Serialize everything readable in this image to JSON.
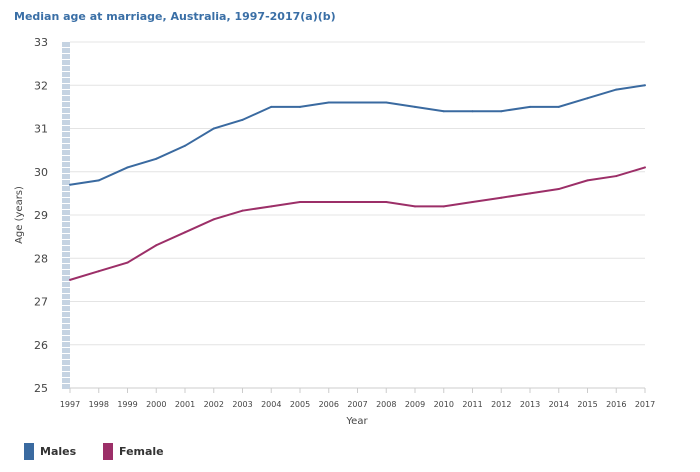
{
  "chart_data": {
    "type": "line",
    "title": "Median age at marriage, Australia, 1997-2017(a)(b)",
    "xlabel": "Year",
    "ylabel": "Age (years)",
    "ylim": [
      25,
      33
    ],
    "yticks": [
      "25",
      "26",
      "27",
      "28",
      "29",
      "30",
      "31",
      "32",
      "33"
    ],
    "categories": [
      "1997",
      "1998",
      "1999",
      "2000",
      "2001",
      "2002",
      "2003",
      "2004",
      "2005",
      "2006",
      "2007",
      "2008",
      "2009",
      "2010",
      "2011",
      "2012",
      "2013",
      "2014",
      "2015",
      "2016",
      "2017"
    ],
    "grid": true,
    "legend_placement": "bottom-left",
    "series": [
      {
        "name": "Males",
        "color": "#3a6aa0",
        "values": [
          29.7,
          29.8,
          30.1,
          30.3,
          30.6,
          31.0,
          31.2,
          31.5,
          31.5,
          31.6,
          31.6,
          31.6,
          31.5,
          31.4,
          31.4,
          31.4,
          31.5,
          31.5,
          31.7,
          31.9,
          32.0
        ]
      },
      {
        "name": "Female",
        "color": "#9c2f68",
        "values": [
          27.5,
          27.7,
          27.9,
          28.3,
          28.6,
          28.9,
          29.1,
          29.2,
          29.3,
          29.3,
          29.3,
          29.3,
          29.2,
          29.2,
          29.3,
          29.4,
          29.5,
          29.6,
          29.8,
          29.9,
          30.1
        ]
      }
    ]
  }
}
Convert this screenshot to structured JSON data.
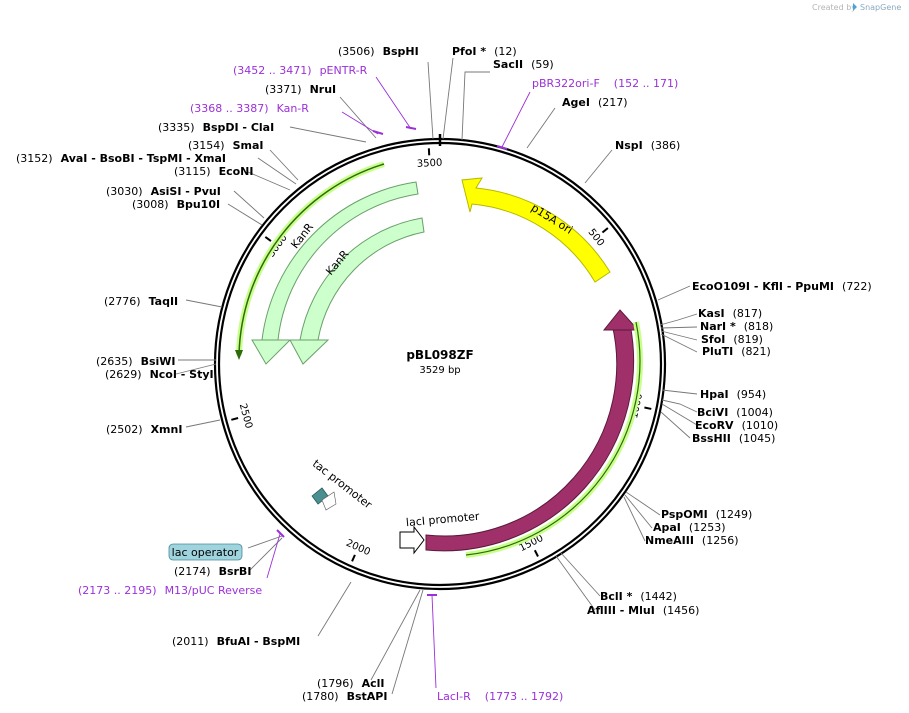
{
  "watermark": {
    "created_by": "Created by",
    "brand": "SnapGene"
  },
  "plasmid": {
    "name": "pBL098ZF",
    "size_label": "3529 bp",
    "length": 3529
  },
  "colors": {
    "p15a_fill": "#ffff00",
    "p15a_stroke": "#b8b800",
    "kanr_fill": "#ccffcc",
    "kanr_stroke": "#6aa06a",
    "laci_fill": "#a0306a",
    "laci_stroke": "#5a1a3a",
    "primer_strip": "#c8ff88",
    "primer_dark": "#2e6a10",
    "tac_fill": "#4a9090",
    "lacop_fill": "#9fd3dd",
    "primer_color": "#9b30d9"
  },
  "ticks": [
    {
      "pos": 500,
      "label": "500"
    },
    {
      "pos": 1000,
      "label": "1000"
    },
    {
      "pos": 1500,
      "label": "1500"
    },
    {
      "pos": 2000,
      "label": "2000"
    },
    {
      "pos": 2500,
      "label": "2500"
    },
    {
      "pos": 3000,
      "label": "3000"
    },
    {
      "pos": 3500,
      "label": "3500"
    }
  ],
  "features": {
    "p15a": {
      "label": "p15A ori"
    },
    "kanr_outer": {
      "label": "KanR"
    },
    "kanr_inner": {
      "label": "KanR"
    },
    "laci": {
      "label": "lacI"
    },
    "laci_promoter": {
      "label": "lacI promoter"
    },
    "tac_promoter": {
      "label": "tac promoter"
    },
    "lac_operator": {
      "label": "lac operator"
    }
  },
  "sites": [
    {
      "pos": "(3506)",
      "name": "BspHI"
    },
    {
      "pos": "(12)",
      "name": "PfoI *"
    },
    {
      "pos": "(59)",
      "name": "SacII"
    },
    {
      "pos": "(217)",
      "name": "AgeI"
    },
    {
      "pos": "(386)",
      "name": "NspI"
    },
    {
      "pos": "(722)",
      "name": "EcoO109I - KflI - PpuMI"
    },
    {
      "pos": "(817)",
      "name": "KasI"
    },
    {
      "pos": "(818)",
      "name": "NarI *"
    },
    {
      "pos": "(819)",
      "name": "SfoI"
    },
    {
      "pos": "(821)",
      "name": "PluTI"
    },
    {
      "pos": "(954)",
      "name": "HpaI"
    },
    {
      "pos": "(1004)",
      "name": "BciVI"
    },
    {
      "pos": "(1010)",
      "name": "EcoRV"
    },
    {
      "pos": "(1045)",
      "name": "BssHII"
    },
    {
      "pos": "(1249)",
      "name": "PspOMI"
    },
    {
      "pos": "(1253)",
      "name": "ApaI"
    },
    {
      "pos": "(1256)",
      "name": "NmeAIII"
    },
    {
      "pos": "(1442)",
      "name": "BclI *"
    },
    {
      "pos": "(1456)",
      "name": "AflIII - MluI"
    },
    {
      "pos": "(1796)",
      "name": "AclI"
    },
    {
      "pos": "(1780)",
      "name": "BstAPI"
    },
    {
      "pos": "(2011)",
      "name": "BfuAI - BspMI"
    },
    {
      "pos": "(2174)",
      "name": "BsrBI"
    },
    {
      "pos": "(2502)",
      "name": "XmnI"
    },
    {
      "pos": "(2635)",
      "name": "BsiWI"
    },
    {
      "pos": "(2629)",
      "name": "NcoI - StyI"
    },
    {
      "pos": "(2776)",
      "name": "TaqII"
    },
    {
      "pos": "(3008)",
      "name": "Bpu10I"
    },
    {
      "pos": "(3030)",
      "name": "AsiSI - PvuI"
    },
    {
      "pos": "(3115)",
      "name": "EcoNI"
    },
    {
      "pos": "(3152)",
      "name": "AvaI - BsoBI - TspMI - XmaI"
    },
    {
      "pos": "(3154)",
      "name": "SmaI"
    },
    {
      "pos": "(3335)",
      "name": "BspDI - ClaI"
    },
    {
      "pos": "(3371)",
      "name": "NruI"
    }
  ],
  "primers": [
    {
      "label": "pENTR-R",
      "range": "(3452 .. 3471)"
    },
    {
      "label": "Kan-R",
      "range": "(3368 .. 3387)"
    },
    {
      "label": "pBR322ori-F",
      "range": "(152 .. 171)"
    },
    {
      "label": "LacI-R",
      "range": "(1773 .. 1792)"
    },
    {
      "label": "M13/pUC Reverse",
      "range": "(2173 .. 2195)"
    }
  ]
}
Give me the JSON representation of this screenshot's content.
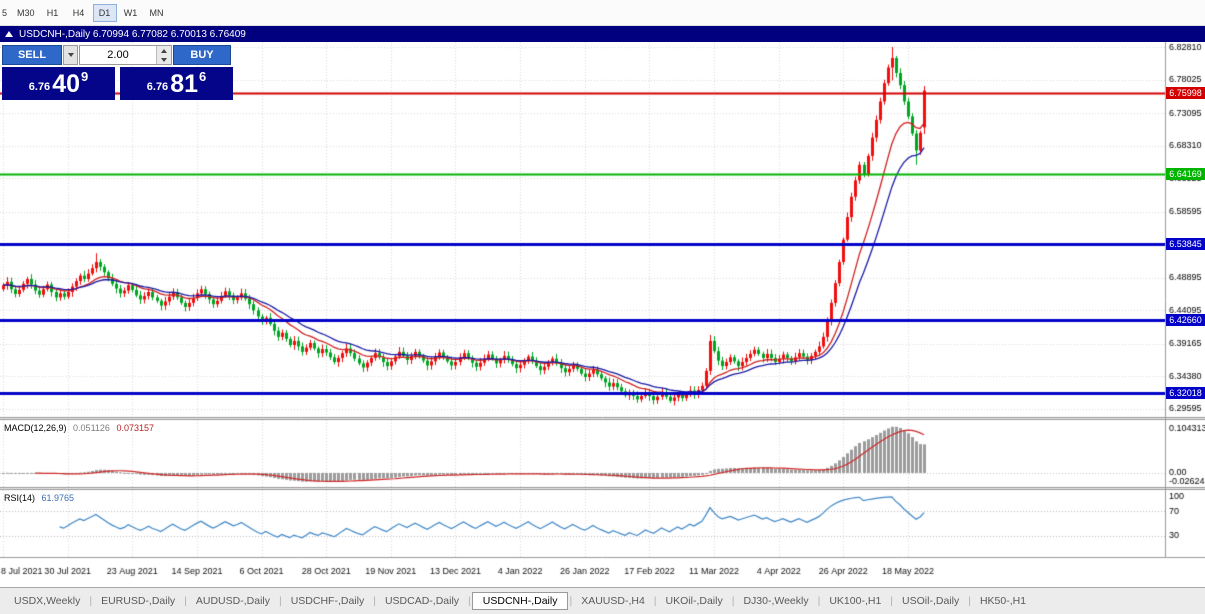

■ Task prompt
Repeat all the data as it stands, dropping any images it holds.

■ Task response
Serialize everything readable in this image to JSON.
{
  "chart_data": {
    "type": "line",
    "title": "Median age at marriage, Australia, 1997-2017(a)(b)",
    "xlabel": "Year",
    "ylabel": "Age (years)",
    "ylim": [
      25,
      33
    ],
    "yticks": [
      "25",
      "26",
      "27",
      "28",
      "29",
      "30",
      "31",
      "32",
      "33"
    ],
    "categories": [
      "1997",
      "1998",
      "1999",
      "2000",
      "2001",
      "2002",
      "2003",
      "2004",
      "2005",
      "2006",
      "2007",
      "2008",
      "2009",
      "2010",
      "2011",
      "2012",
      "2013",
      "2014",
      "2015",
      "2016",
      "2017"
    ],
    "grid": true,
    "legend_placement": "bottom-left",
    "series": [
      {
        "name": "Males",
        "color": "#3a6aa0",
        "values": [
          29.7,
          29.8,
          30.1,
          30.3,
          30.6,
          31.0,
          31.2,
          31.5,
          31.5,
          31.6,
          31.6,
          31.6,
          31.5,
          31.4,
          31.4,
          31.4,
          31.5,
          31.5,
          31.7,
          31.9,
          32.0
        ]
      },
      {
        "name": "Female",
        "color": "#9c2f68",
        "values": [
          27.5,
          27.7,
          27.9,
          28.3,
          28.6,
          28.9,
          29.1,
          29.2,
          29.3,
          29.3,
          29.3,
          29.3,
          29.2,
          29.2,
          29.3,
          29.4,
          29.5,
          29.6,
          29.8,
          29.9,
          30.1
        ]
      }
    ]
  }
}
Convert this screenshot to structured JSON data.
{
  "watermark": {
    "created_by": "Created by",
    "brand": "SnapGene"
  },
  "plasmid": {
    "name": "pBL098ZF",
    "size_label": "3529 bp",
    "length": 3529
  },
  "colors": {
    "p15a_fill": "#ffff00",
    "p15a_stroke": "#b8b800",
    "kanr_fill": "#ccffcc",
    "kanr_stroke": "#6aa06a",
    "laci_fill": "#a0306a",
    "laci_stroke": "#5a1a3a",
    "primer_strip": "#c8ff88",
    "primer_dark": "#2e6a10",
    "tac_fill": "#4a9090",
    "lacop_fill": "#9fd3dd",
    "primer_color": "#9b30d9"
  },
  "ticks": [
    {
      "pos": 500,
      "label": "500"
    },
    {
      "pos": 1000,
      "label": "1000"
    },
    {
      "pos": 1500,
      "label": "1500"
    },
    {
      "pos": 2000,
      "label": "2000"
    },
    {
      "pos": 2500,
      "label": "2500"
    },
    {
      "pos": 3000,
      "label": "3000"
    },
    {
      "pos": 3500,
      "label": "3500"
    }
  ],
  "features": {
    "p15a": {
      "label": "p15A ori"
    },
    "kanr_outer": {
      "label": "KanR"
    },
    "kanr_inner": {
      "label": "KanR"
    },
    "laci": {
      "label": "lacI"
    },
    "laci_promoter": {
      "label": "lacI promoter"
    },
    "tac_promoter": {
      "label": "tac promoter"
    },
    "lac_operator": {
      "label": "lac operator"
    }
  },
  "sites": [
    {
      "pos": "(3506)",
      "name": "BspHI"
    },
    {
      "pos": "(12)",
      "name": "PfoI *"
    },
    {
      "pos": "(59)",
      "name": "SacII"
    },
    {
      "pos": "(217)",
      "name": "AgeI"
    },
    {
      "pos": "(386)",
      "name": "NspI"
    },
    {
      "pos": "(722)",
      "name": "EcoO109I - KflI - PpuMI"
    },
    {
      "pos": "(817)",
      "name": "KasI"
    },
    {
      "pos": "(818)",
      "name": "NarI *"
    },
    {
      "pos": "(819)",
      "name": "SfoI"
    },
    {
      "pos": "(821)",
      "name": "PluTI"
    },
    {
      "pos": "(954)",
      "name": "HpaI"
    },
    {
      "pos": "(1004)",
      "name": "BciVI"
    },
    {
      "pos": "(1010)",
      "name": "EcoRV"
    },
    {
      "pos": "(1045)",
      "name": "BssHII"
    },
    {
      "pos": "(1249)",
      "name": "PspOMI"
    },
    {
      "pos": "(1253)",
      "name": "ApaI"
    },
    {
      "pos": "(1256)",
      "name": "NmeAIII"
    },
    {
      "pos": "(1442)",
      "name": "BclI *"
    },
    {
      "pos": "(1456)",
      "name": "AflIII - MluI"
    },
    {
      "pos": "(1796)",
      "name": "AclI"
    },
    {
      "pos": "(1780)",
      "name": "BstAPI"
    },
    {
      "pos": "(2011)",
      "name": "BfuAI - BspMI"
    },
    {
      "pos": "(2174)",
      "name": "BsrBI"
    },
    {
      "pos": "(2502)",
      "name": "XmnI"
    },
    {
      "pos": "(2635)",
      "name": "BsiWI"
    },
    {
      "pos": "(2629)",
      "name": "NcoI - StyI"
    },
    {
      "pos": "(2776)",
      "name": "TaqII"
    },
    {
      "pos": "(3008)",
      "name": "Bpu10I"
    },
    {
      "pos": "(3030)",
      "name": "AsiSI - PvuI"
    },
    {
      "pos": "(3115)",
      "name": "EcoNI"
    },
    {
      "pos": "(3152)",
      "name": "AvaI - BsoBI - TspMI - XmaI"
    },
    {
      "pos": "(3154)",
      "name": "SmaI"
    },
    {
      "pos": "(3335)",
      "name": "BspDI - ClaI"
    },
    {
      "pos": "(3371)",
      "name": "NruI"
    }
  ],
  "primers": [
    {
      "label": "pENTR-R",
      "range": "(3452 .. 3471)"
    },
    {
      "label": "Kan-R",
      "range": "(3368 .. 3387)"
    },
    {
      "label": "pBR322ori-F",
      "range": "(152 .. 171)"
    },
    {
      "label": "LacI-R",
      "range": "(1773 .. 1792)"
    },
    {
      "label": "M13/pUC Reverse",
      "range": "(2173 .. 2195)"
    }
  ]
}
Give me the JSON representation of this screenshot's content.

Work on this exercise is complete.